▸ **Dataset extract**:
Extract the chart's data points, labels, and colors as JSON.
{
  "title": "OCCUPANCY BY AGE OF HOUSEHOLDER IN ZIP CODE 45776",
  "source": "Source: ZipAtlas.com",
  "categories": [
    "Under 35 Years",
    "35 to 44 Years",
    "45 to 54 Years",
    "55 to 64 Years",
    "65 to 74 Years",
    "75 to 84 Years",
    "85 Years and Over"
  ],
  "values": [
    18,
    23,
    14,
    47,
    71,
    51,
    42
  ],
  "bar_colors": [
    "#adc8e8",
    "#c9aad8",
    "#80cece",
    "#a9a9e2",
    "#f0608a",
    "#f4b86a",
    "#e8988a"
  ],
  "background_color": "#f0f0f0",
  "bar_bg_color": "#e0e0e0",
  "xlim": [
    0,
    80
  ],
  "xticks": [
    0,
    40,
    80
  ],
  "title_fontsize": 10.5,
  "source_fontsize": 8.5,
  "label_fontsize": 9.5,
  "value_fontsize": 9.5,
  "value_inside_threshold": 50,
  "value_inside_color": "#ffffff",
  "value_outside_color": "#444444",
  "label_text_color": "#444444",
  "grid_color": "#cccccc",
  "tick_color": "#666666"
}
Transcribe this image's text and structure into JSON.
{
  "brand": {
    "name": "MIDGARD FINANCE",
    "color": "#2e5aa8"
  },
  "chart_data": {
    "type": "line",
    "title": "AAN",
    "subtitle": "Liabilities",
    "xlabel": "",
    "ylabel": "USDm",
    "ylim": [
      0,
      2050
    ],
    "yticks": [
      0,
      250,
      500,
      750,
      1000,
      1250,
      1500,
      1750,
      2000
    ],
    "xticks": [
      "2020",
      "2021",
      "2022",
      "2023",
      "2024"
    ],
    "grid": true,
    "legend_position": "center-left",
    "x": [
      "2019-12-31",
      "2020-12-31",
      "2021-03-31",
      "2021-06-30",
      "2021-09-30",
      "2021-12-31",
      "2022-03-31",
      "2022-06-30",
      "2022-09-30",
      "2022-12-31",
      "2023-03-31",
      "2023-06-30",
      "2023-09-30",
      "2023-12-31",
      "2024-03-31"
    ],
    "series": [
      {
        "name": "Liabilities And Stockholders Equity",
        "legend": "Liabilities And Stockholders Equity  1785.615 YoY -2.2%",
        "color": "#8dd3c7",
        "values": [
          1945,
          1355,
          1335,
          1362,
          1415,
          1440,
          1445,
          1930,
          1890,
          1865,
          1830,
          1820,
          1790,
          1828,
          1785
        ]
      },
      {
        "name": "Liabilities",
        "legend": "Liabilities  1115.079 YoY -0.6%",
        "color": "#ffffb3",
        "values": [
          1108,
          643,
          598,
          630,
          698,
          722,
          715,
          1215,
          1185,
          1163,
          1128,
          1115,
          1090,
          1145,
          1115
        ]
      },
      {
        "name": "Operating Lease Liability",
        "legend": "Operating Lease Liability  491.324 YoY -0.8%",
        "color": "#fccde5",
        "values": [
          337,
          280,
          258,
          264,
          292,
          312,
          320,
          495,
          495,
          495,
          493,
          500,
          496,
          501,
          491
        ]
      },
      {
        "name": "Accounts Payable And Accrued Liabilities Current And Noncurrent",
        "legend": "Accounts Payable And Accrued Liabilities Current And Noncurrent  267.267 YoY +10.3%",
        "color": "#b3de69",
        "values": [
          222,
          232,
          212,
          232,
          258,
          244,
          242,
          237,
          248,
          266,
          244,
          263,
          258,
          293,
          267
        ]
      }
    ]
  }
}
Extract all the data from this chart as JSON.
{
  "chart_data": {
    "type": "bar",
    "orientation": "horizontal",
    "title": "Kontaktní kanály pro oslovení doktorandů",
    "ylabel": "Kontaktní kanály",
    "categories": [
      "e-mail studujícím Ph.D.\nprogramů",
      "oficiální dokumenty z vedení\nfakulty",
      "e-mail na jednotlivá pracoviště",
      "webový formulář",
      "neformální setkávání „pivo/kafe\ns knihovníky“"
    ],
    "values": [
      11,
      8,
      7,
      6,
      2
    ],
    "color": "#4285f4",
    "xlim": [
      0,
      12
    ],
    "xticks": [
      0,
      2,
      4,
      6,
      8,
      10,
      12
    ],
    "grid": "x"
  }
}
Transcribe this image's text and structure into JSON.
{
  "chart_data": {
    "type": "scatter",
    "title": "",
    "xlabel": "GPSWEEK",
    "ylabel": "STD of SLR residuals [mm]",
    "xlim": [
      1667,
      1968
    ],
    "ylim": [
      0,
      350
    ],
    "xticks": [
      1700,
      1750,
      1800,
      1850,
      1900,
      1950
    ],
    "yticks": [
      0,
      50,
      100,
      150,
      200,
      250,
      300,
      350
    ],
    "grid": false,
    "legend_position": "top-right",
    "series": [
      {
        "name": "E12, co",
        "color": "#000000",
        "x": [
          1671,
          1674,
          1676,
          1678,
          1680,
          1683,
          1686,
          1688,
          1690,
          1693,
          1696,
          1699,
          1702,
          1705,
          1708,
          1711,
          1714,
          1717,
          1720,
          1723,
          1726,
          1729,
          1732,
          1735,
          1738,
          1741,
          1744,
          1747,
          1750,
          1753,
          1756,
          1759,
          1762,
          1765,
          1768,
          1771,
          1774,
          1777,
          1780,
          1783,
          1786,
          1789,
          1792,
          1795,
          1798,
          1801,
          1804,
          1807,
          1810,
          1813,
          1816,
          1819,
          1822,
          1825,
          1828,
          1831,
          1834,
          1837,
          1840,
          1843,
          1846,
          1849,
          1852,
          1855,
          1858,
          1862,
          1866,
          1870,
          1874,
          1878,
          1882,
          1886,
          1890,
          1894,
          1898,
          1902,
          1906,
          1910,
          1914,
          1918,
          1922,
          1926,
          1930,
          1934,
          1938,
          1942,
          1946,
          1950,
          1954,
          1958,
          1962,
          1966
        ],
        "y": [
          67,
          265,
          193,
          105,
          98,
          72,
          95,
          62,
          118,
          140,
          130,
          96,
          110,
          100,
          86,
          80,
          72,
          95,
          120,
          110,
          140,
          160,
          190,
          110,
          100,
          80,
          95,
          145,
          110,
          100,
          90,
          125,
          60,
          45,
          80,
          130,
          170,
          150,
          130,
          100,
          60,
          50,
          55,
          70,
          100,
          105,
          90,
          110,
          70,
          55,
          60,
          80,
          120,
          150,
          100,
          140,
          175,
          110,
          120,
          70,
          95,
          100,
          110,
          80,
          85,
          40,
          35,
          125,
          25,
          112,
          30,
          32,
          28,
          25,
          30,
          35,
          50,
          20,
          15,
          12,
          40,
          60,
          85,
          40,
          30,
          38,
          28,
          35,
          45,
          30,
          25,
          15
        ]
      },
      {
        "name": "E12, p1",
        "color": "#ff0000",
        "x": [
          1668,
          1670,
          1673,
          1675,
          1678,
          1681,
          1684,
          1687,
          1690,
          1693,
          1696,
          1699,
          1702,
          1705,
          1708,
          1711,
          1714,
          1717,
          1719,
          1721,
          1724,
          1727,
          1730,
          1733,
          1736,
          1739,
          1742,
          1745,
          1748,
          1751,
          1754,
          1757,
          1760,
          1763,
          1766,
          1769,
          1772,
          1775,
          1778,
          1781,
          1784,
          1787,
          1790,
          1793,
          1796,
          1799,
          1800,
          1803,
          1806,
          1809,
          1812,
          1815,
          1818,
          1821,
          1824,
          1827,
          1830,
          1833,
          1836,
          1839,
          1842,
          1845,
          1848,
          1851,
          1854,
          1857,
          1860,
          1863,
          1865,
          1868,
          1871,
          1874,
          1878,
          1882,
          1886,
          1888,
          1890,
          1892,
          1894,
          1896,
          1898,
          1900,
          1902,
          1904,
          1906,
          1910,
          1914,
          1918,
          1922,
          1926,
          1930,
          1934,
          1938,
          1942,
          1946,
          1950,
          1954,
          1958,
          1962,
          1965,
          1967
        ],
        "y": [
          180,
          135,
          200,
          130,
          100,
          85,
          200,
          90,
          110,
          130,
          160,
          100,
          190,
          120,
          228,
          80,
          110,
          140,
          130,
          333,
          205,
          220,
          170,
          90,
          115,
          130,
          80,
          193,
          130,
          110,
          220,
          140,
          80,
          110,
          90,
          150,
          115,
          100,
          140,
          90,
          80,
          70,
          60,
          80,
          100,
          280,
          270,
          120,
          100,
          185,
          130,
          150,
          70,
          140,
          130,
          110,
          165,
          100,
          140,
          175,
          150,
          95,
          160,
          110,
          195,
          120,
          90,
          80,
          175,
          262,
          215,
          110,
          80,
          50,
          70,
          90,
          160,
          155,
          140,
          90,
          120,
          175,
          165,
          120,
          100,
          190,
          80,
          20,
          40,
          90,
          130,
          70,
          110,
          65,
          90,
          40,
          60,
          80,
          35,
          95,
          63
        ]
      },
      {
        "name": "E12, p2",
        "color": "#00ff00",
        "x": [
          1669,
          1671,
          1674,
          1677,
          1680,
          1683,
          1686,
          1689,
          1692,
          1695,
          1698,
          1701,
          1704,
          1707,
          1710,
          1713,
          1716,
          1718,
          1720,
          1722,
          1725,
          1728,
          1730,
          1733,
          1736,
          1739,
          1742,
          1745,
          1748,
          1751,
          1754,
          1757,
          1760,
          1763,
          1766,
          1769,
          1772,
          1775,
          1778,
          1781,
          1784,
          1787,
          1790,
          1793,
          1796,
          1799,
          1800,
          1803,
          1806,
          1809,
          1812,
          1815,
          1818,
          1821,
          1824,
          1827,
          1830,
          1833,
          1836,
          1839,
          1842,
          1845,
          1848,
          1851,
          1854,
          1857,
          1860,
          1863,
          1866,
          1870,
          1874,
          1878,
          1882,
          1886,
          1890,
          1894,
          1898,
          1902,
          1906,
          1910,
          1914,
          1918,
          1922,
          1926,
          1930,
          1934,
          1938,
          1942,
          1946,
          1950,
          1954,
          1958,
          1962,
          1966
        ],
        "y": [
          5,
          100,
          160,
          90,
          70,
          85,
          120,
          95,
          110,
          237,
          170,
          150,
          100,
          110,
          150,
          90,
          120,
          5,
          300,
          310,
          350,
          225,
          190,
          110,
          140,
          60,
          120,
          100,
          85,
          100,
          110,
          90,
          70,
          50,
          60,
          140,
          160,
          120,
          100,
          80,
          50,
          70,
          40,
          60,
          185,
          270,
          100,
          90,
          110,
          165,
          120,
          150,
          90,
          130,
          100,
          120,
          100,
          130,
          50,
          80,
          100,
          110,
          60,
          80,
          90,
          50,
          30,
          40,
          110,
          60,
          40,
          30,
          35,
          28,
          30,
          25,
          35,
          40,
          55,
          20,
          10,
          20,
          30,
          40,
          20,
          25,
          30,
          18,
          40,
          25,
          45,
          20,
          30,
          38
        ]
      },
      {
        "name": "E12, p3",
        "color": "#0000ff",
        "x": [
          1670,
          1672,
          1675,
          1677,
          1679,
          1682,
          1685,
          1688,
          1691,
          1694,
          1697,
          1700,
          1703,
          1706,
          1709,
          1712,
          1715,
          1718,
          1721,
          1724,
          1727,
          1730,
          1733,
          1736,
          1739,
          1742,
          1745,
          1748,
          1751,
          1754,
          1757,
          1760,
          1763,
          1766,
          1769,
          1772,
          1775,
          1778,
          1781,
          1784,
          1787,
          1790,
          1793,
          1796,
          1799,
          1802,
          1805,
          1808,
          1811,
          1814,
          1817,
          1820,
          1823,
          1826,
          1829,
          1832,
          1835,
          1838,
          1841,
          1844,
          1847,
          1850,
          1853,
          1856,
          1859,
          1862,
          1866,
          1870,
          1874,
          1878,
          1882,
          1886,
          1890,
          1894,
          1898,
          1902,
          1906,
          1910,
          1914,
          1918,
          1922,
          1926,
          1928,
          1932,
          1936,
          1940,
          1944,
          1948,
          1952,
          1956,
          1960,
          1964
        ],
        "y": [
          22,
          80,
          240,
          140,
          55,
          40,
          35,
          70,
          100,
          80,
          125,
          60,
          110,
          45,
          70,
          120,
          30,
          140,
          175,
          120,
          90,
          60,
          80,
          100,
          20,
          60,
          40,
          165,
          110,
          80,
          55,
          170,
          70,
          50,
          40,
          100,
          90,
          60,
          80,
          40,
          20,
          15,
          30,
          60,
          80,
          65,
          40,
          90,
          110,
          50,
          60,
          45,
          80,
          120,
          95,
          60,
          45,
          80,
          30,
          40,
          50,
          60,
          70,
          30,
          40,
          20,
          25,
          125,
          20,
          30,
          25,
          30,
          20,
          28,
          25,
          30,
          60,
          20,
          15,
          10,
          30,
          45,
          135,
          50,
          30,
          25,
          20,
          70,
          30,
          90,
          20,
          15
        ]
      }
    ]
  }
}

▸ **Goal of the exercise**: Gather and return every line that holds the string "Years".

▸ **Task result**:
    "Under 35 Years",
    "35 to 44 Years",
    "45 to 54 Years",
    "55 to 64 Years",
    "65 to 74 Years",
    "75 to 84 Years",
    "85 Years and Over"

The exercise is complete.